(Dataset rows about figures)
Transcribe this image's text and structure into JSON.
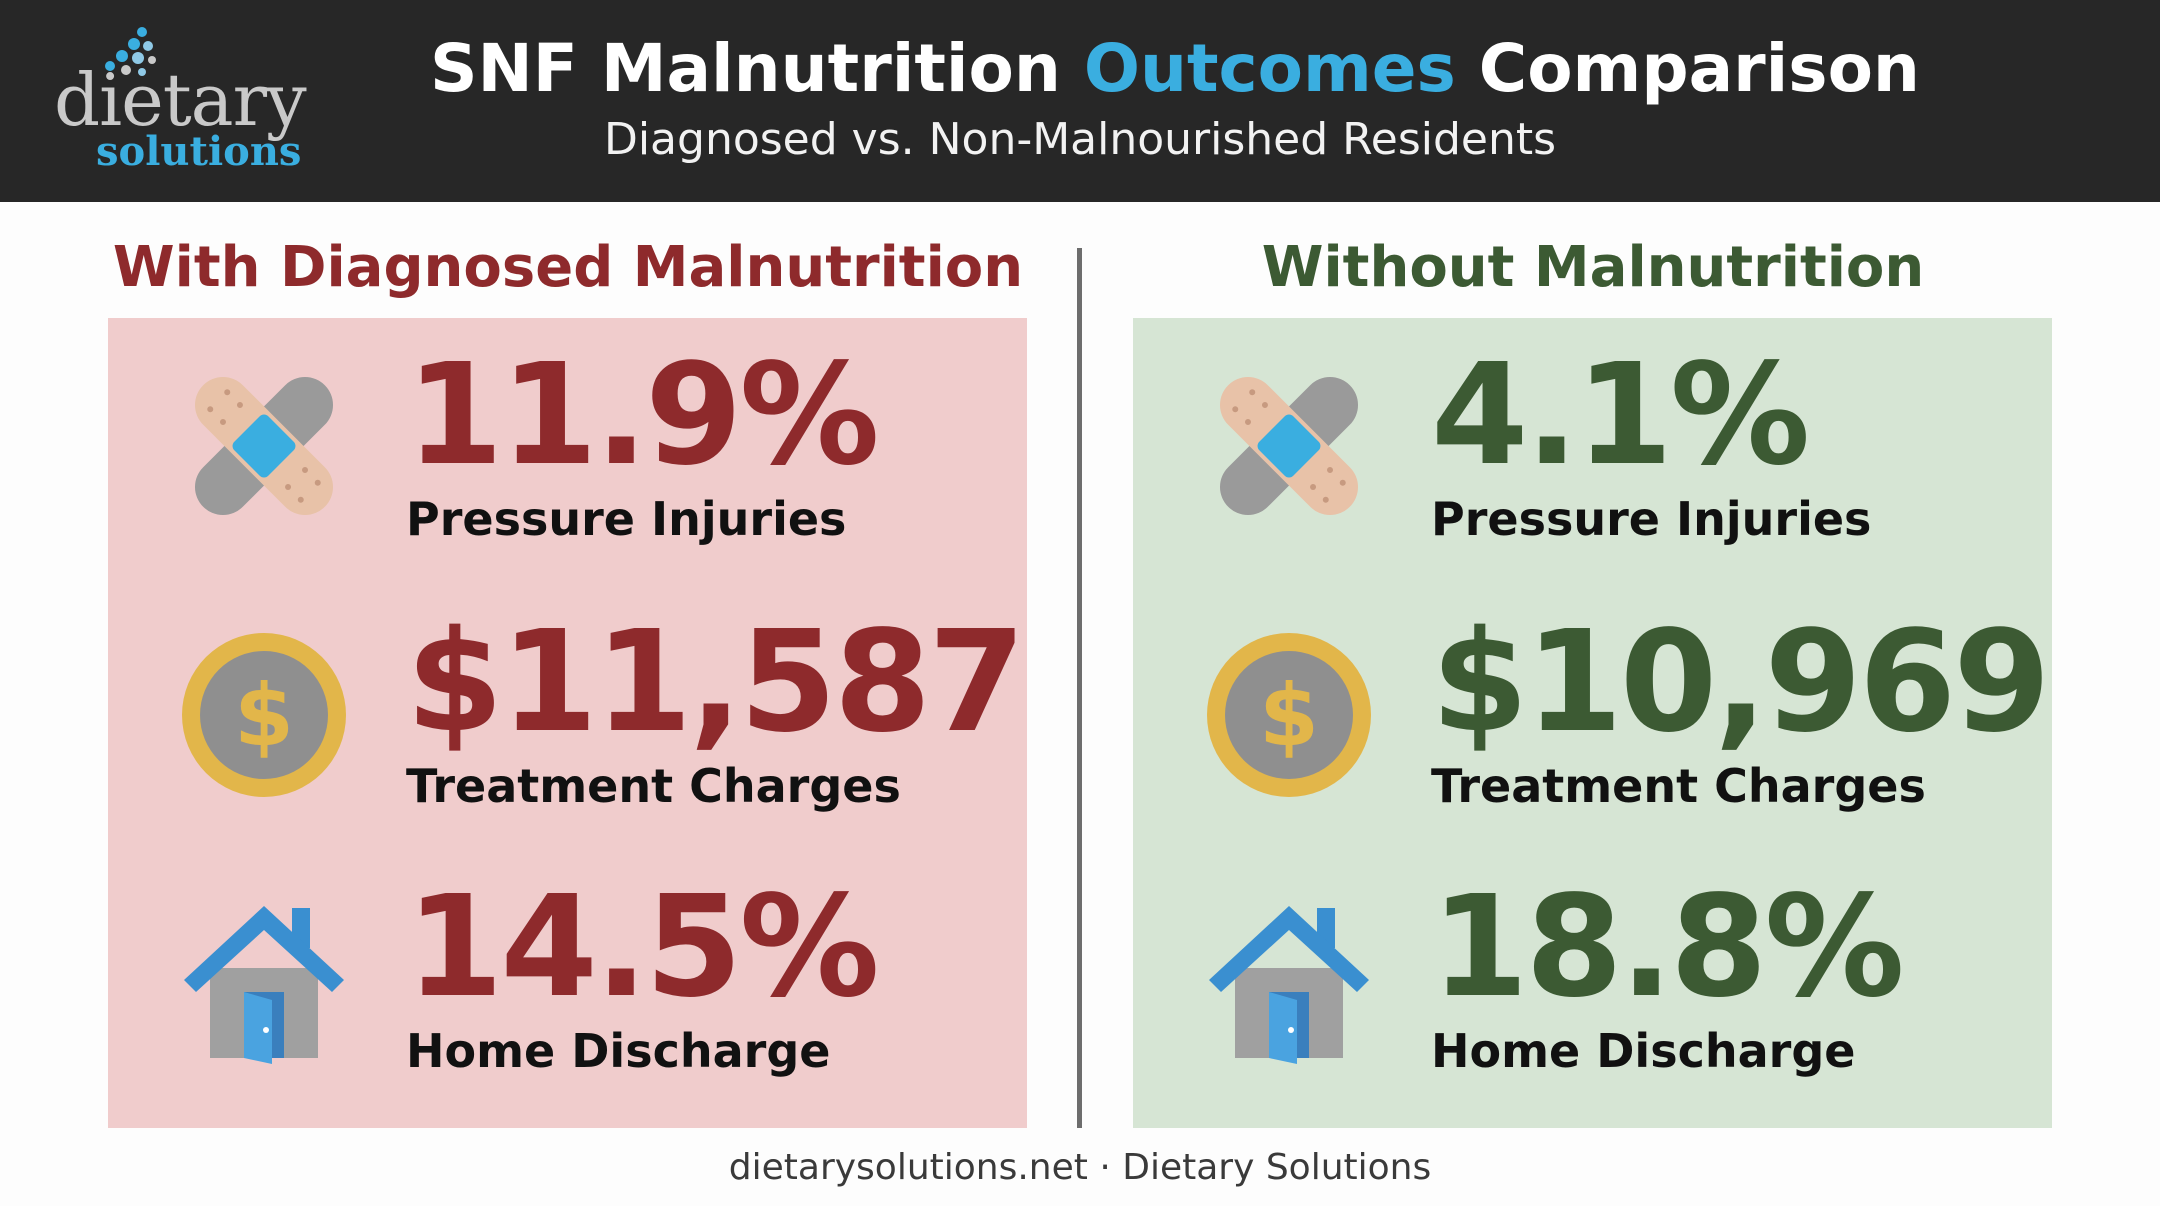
{
  "header": {
    "logo": {
      "word": "dietary",
      "sub": "solutions"
    },
    "title_part1": "SNF Malnutrition ",
    "title_accent": "Outcomes",
    "title_part2": " Comparison",
    "subtitle": "Diagnosed vs. Non-Malnourished Residents"
  },
  "colors": {
    "header_bg": "#272727",
    "accent_blue": "#3aaee0",
    "malnutrition_red": "#8e2a2c",
    "malnutrition_panel": "#f0cccc",
    "healthy_green": "#3c5a33",
    "healthy_panel": "#d6e5d4"
  },
  "left": {
    "heading": "With Diagnosed Malnutrition",
    "metrics": [
      {
        "icon": "bandage-icon",
        "value": "11.9%",
        "label": "Pressure Injuries"
      },
      {
        "icon": "dollar-coin-icon",
        "value": "$11,587",
        "label": "Treatment Charges"
      },
      {
        "icon": "house-icon",
        "value": "14.5%",
        "label": "Home Discharge"
      }
    ]
  },
  "right": {
    "heading": "Without Malnutrition",
    "metrics": [
      {
        "icon": "bandage-icon",
        "value": "4.1%",
        "label": "Pressure Injuries"
      },
      {
        "icon": "dollar-coin-icon",
        "value": "$10,969",
        "label": "Treatment Charges"
      },
      {
        "icon": "house-icon",
        "value": "18.8%",
        "label": "Home Discharge"
      }
    ]
  },
  "footer": {
    "text": "dietarysolutions.net · Dietary Solutions"
  }
}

## Problem to work on:
Omit every picture while copying the listing above exactly.

## Solution for this exercise:
Transcribe this image's text and structure into JSON.
{
  "header": {
    "logo": {
      "word": "dietary",
      "sub": "solutions"
    },
    "title_part1": "SNF Malnutrition ",
    "title_accent": "Outcomes",
    "title_part2": " Comparison",
    "subtitle": "Diagnosed vs. Non-Malnourished Residents"
  },
  "colors": {
    "header_bg": "#272727",
    "accent_blue": "#3aaee0",
    "malnutrition_red": "#8e2a2c",
    "malnutrition_panel": "#f0cccc",
    "healthy_green": "#3c5a33",
    "healthy_panel": "#d6e5d4"
  },
  "left": {
    "heading": "With Diagnosed Malnutrition",
    "metrics": [
      {
        "icon": "bandage-icon",
        "value": "11.9%",
        "label": "Pressure Injuries"
      },
      {
        "icon": "dollar-coin-icon",
        "value": "$11,587",
        "label": "Treatment Charges"
      },
      {
        "icon": "house-icon",
        "value": "14.5%",
        "label": "Home Discharge"
      }
    ]
  },
  "right": {
    "heading": "Without Malnutrition",
    "metrics": [
      {
        "icon": "bandage-icon",
        "value": "4.1%",
        "label": "Pressure Injuries"
      },
      {
        "icon": "dollar-coin-icon",
        "value": "$10,969",
        "label": "Treatment Charges"
      },
      {
        "icon": "house-icon",
        "value": "18.8%",
        "label": "Home Discharge"
      }
    ]
  },
  "footer": {
    "text": "dietarysolutions.net · Dietary Solutions"
  }
}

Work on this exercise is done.